Selected text:

....................

BAGHDAD IS IN THE CONTROL OF SHIITES AND WILL REMAIN THAT WAY
THE BUSH WAR FOR DEMOCRACY IN IRAQ IS LOST!
I do not care what Army General Petraeus says in the next few weeks, this surge has helped drive all of the Sunnis out of Baghdad and into safer quarters. With the Shiites in power in Baghdad, neither the Sunnis nor the Kurds have a chance in hell of getting a piece of the action they seek.
As I have said umpteen times, long before one American soldiers sat foot in Iraq, because the Shiites had such overwhelming pluralities, the future was in their hands and thus in the hands of Iran. The foolishness about winning this war is pure fantasy, which is the subject Bush has majored in since he first took office.
And I feel sorry for the young soldiers who are either not smart enough, or experienced enough or who have overdosed on a false patriotism by still believing along with many of their families, that we can win this war.

....................

Record extracts:

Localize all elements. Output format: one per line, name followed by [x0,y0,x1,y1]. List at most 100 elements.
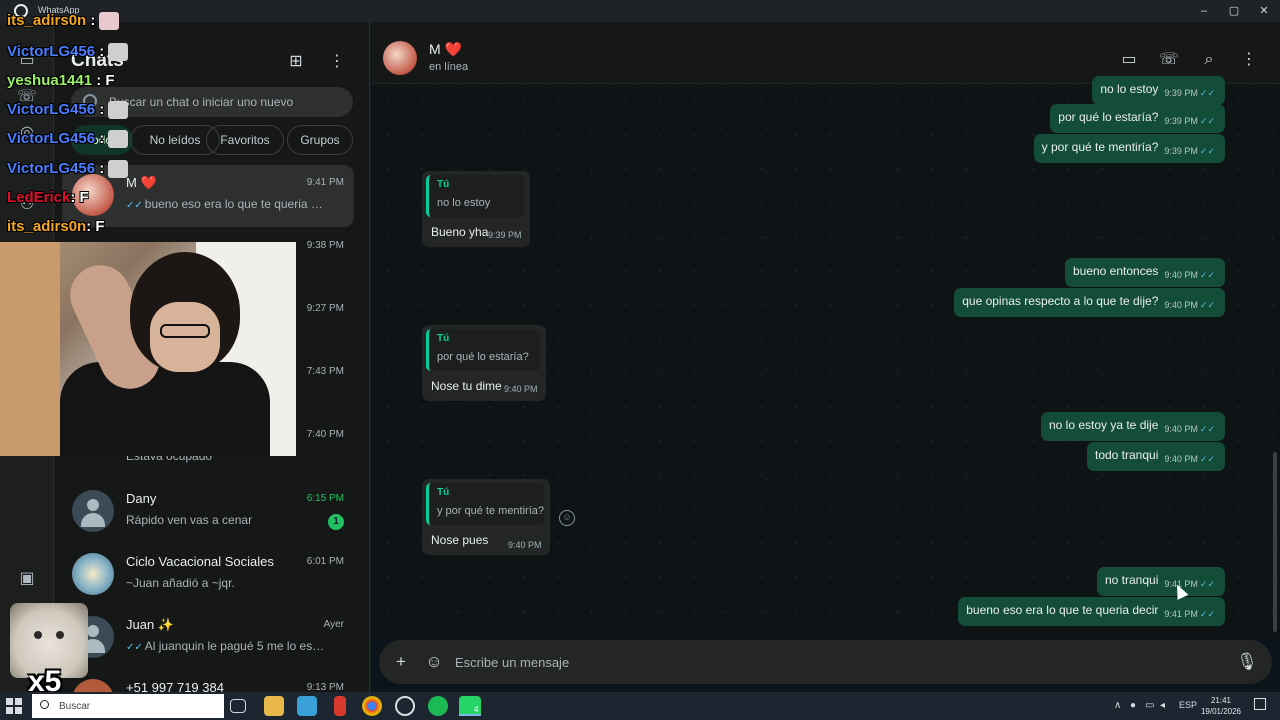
read-ticks-icon: ✓✓ [126,642,143,653]
quoted-message[interactable]: Tú y por qué te mentiría? [426,483,544,525]
voice-call-icon[interactable]: ☏ [1157,48,1181,72]
app-icon[interactable] [334,696,346,716]
chat-preview: Rápido ven vas a cenar [126,513,253,527]
quoted-message[interactable]: Tú no lo estoy [426,175,524,217]
chat-time: 6:15 PM [306,493,344,504]
title-bar: WhatsApp – ▢ ✕ [0,0,1280,22]
cat-emote-icon [108,130,129,149]
app-window: WhatsApp – ▢ ✕ ▭ ☏ ◎ ◌ ⚇ ▣ Chats ⊞ ⋮ Tod… [0,0,1280,720]
chat-time: 9:13 PM [306,682,344,692]
unread-badge: 1 [328,514,344,530]
stream-chat-line: VictorLG456 : [7,160,129,179]
chat-name: Ciclo Vacacional Sociales [126,554,274,569]
chat-time: 9:38 PM [306,240,344,251]
cat-emote-icon [108,101,129,120]
task-view-icon[interactable] [230,699,246,713]
sticker-icon[interactable]: ☺ [422,650,446,674]
emote-icon [99,12,120,31]
chat-row-phone[interactable]: +51 997 719 384 9:13 PM [62,670,354,692]
taskbar-search-input[interactable] [59,698,209,714]
contact-status: en línea [429,61,469,73]
chat-time: 7:40 PM [306,429,344,440]
notes-app-icon[interactable] [297,696,317,716]
cat-emote-icon [108,43,129,62]
menu-icon[interactable]: ⋮ [325,50,349,74]
contact-name[interactable]: M ❤️ [429,41,462,58]
clock[interactable]: 21:41 19/01/2026 [1196,695,1246,717]
message-input[interactable] [455,652,1215,672]
message-incoming-reply[interactable]: Tú no lo estoy Bueno yha 9:39 PM [422,171,530,247]
language-indicator[interactable]: ESP [1179,700,1197,710]
obs-icon[interactable] [395,696,415,716]
video-call-icon[interactable]: ▭ [1117,48,1141,72]
stream-chat-line: LedErick: F [7,189,89,206]
stream-chat-line: yeshua1441 : F [7,72,115,89]
message-incoming-reply[interactable]: Tú por qué lo estaría? Nose tu dime 9:40… [422,325,546,401]
message-outgoing[interactable]: no lo estoy 9:39 PM ✓✓ [1092,76,1225,105]
chat-name: Juan ✨ [126,617,174,632]
chat-row-ciclo[interactable]: Ciclo Vacacional Sociales 6:01 PM ~Juan … [62,544,354,606]
message-composer: + ☺ 🎙 [379,640,1272,684]
attach-plus-icon[interactable]: + [389,650,413,674]
conversation-header[interactable]: M ❤️ en línea ▭ ☏ ⌕ ⋮ [371,22,1280,84]
message-outgoing[interactable]: por qué lo estaría? 9:39 PM ✓✓ [1050,104,1225,133]
filter-groups[interactable]: Grupos [287,125,353,155]
whatsapp-badge: 4 [474,705,479,714]
chat-name: Dany [126,491,157,506]
stream-chat-line: VictorLG456 : [7,43,129,62]
chat-preview: ~Juan añadió a ~jqr. [126,576,235,590]
minimize-button[interactable]: – [1196,3,1212,19]
chat-row-juan[interactable]: Juan ✨ Ayer ✓✓ Al juanquin le pagué 5 me … [62,607,354,669]
chat-row-dany[interactable]: Dany 6:15 PM Rápido ven vas a cenar 1 [62,481,354,543]
stream-chat-line: VictorLG456 : [7,130,129,149]
close-button[interactable]: ✕ [1256,3,1272,19]
chat-time: Ayer [323,619,344,630]
chat-time: 9:41 PM [306,177,344,188]
menu-icon[interactable]: ⋮ [1237,48,1261,72]
stream-chat-line: its_adirs0n : [7,12,120,31]
emoji-reaction-icon[interactable]: ☺ [559,510,575,526]
chat-time: 9:27 PM [306,303,344,314]
tray-mic-icon[interactable]: ● [1130,700,1136,711]
message-outgoing[interactable]: y por qué te mentiría? 9:39 PM ✓✓ [1033,134,1225,163]
chat-name: +51 997 719 384 [126,680,224,692]
media-icon[interactable]: ▣ [15,567,39,591]
message-outgoing[interactable]: no lo estoy ya te dije 9:40 PM ✓✓ [1040,412,1225,441]
chrome-icon[interactable] [362,696,382,716]
windows-start-icon[interactable] [6,698,22,714]
chat-name: M ❤️ [126,175,157,190]
search-icon[interactable]: ⌕ [1197,48,1221,72]
conversation-panel: M ❤️ en línea ▭ ☏ ⌕ ⋮ no lo estoy 9:39 PM… [371,22,1280,692]
quoted-message[interactable]: Tú por qué lo estaría? [426,329,540,371]
message-outgoing[interactable]: que opinas respecto a lo que te dije? 9:4… [954,288,1225,317]
tray-chevron-icon[interactable]: ∧ [1114,700,1121,711]
stream-chat-line: VictorLG456 : [7,101,129,120]
spotify-icon[interactable] [428,696,448,716]
avatar [72,679,114,692]
chat-preview: ✓✓ Al juanquin le pagué 5 me lo está h... [126,639,326,653]
notification-icon[interactable] [1254,698,1266,710]
tray-volume-icon[interactable]: ◂ [1160,700,1165,711]
microphone-icon[interactable]: 🎙 [1235,650,1259,674]
search-input[interactable] [109,93,339,111]
contact-avatar[interactable] [383,41,417,75]
message-outgoing[interactable]: todo tranqui 9:40 PM ✓✓ [1086,442,1225,471]
message-outgoing[interactable]: no tranqui 9:41 PM ✓✓ [1097,567,1225,596]
avatar [72,490,114,532]
taskbar: 4 ∧ ● ▭ ◂ ESP 21:41 19/01/2026 [0,692,1280,720]
filter-favorites[interactable]: Favoritos [206,125,284,155]
scrollbar[interactable] [1273,452,1277,632]
message-outgoing[interactable]: bueno entonces 9:40 PM ✓✓ [1064,258,1225,287]
webcam-overlay [0,242,296,456]
maximize-button[interactable]: ▢ [1226,3,1242,19]
search-icon [40,700,49,709]
file-explorer-icon[interactable] [264,696,284,716]
new-chat-icon[interactable]: ⊞ [284,50,308,74]
read-ticks-icon: ✓✓ [126,200,143,211]
chat-time: 6:01 PM [306,556,344,567]
avatar [72,553,114,595]
message-outgoing[interactable]: bueno eso era lo que te queria decir 9:41… [958,597,1225,626]
tray-network-icon[interactable]: ▭ [1145,700,1154,711]
cat-emote-icon [108,160,129,179]
message-incoming-reply[interactable]: Tú y por qué te mentiría? Nose pues 9:40… [422,479,550,555]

....................

Challenges:
a: In the piece on Baghdad and the Iraq war, copy the passage word for word, beginning at the words "BAGHDAD IS IN" and stopping after "action they seek.".
b: Answer these questions from the piece on Baghdad and the Iraq war:
(i) According to its opening line, who is in control of Baghdad?
(ii) Which army general does the writer name?
(iii) Because of the Shiites' overwhelming pluralities, the future was in their hands and thus in the hands of which country?

Answers to the exercises:
a:
BAGHDAD IS IN THE CONTROL OF SHIITES AND WILL REMAIN THAT WAY
THE BUSH WAR FOR DEMOCRACY IN IRAQ IS LOST!
I do not care what Army General Petraeus says in the next few weeks, this surge has helped drive all of the Sunnis out of Baghdad and into safer quarters. With the Shiites in power in Baghdad, neither the Sunnis nor the Kurds have a chance in hell of getting a piece of the action they seek.

b:
(i) The Shiites.
(ii) General Petraeus.
(iii) Iran.